[THE EXERCISE]:
State only how many lines contain the string "color".

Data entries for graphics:
## begin
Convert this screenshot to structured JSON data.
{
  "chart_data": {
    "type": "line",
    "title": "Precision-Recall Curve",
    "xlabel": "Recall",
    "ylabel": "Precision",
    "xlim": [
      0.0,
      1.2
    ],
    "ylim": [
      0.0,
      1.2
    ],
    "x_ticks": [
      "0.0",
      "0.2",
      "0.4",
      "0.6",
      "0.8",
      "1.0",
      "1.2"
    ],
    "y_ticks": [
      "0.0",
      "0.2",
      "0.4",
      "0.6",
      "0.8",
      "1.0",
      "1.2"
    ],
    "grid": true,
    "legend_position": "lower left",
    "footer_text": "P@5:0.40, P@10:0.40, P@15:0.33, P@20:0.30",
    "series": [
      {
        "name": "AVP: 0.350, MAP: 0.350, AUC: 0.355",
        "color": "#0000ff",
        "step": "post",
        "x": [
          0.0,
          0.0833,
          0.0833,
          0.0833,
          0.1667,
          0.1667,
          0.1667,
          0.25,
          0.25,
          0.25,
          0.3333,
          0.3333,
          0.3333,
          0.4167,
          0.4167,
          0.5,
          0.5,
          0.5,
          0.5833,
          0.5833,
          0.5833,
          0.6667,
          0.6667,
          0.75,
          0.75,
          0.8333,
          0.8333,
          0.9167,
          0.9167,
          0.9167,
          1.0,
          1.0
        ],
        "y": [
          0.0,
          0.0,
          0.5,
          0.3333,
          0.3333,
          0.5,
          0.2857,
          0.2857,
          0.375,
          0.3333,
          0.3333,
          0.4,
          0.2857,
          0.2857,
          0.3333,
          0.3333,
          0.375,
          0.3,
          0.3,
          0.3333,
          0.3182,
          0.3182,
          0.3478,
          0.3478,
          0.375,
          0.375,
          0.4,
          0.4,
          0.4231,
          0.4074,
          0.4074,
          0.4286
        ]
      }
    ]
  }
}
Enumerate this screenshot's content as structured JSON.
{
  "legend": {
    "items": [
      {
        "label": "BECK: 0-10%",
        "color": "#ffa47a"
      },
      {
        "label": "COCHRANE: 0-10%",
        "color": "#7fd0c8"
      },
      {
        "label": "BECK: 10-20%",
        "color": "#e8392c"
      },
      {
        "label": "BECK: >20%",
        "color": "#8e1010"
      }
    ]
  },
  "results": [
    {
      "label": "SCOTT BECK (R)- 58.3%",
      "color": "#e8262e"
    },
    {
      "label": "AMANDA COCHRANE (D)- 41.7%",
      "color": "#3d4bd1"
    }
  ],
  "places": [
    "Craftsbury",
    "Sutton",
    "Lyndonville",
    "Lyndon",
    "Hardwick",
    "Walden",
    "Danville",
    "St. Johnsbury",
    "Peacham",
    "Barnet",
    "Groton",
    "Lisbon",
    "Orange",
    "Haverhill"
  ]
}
## end
[WRITTEN SOLUTION]:
7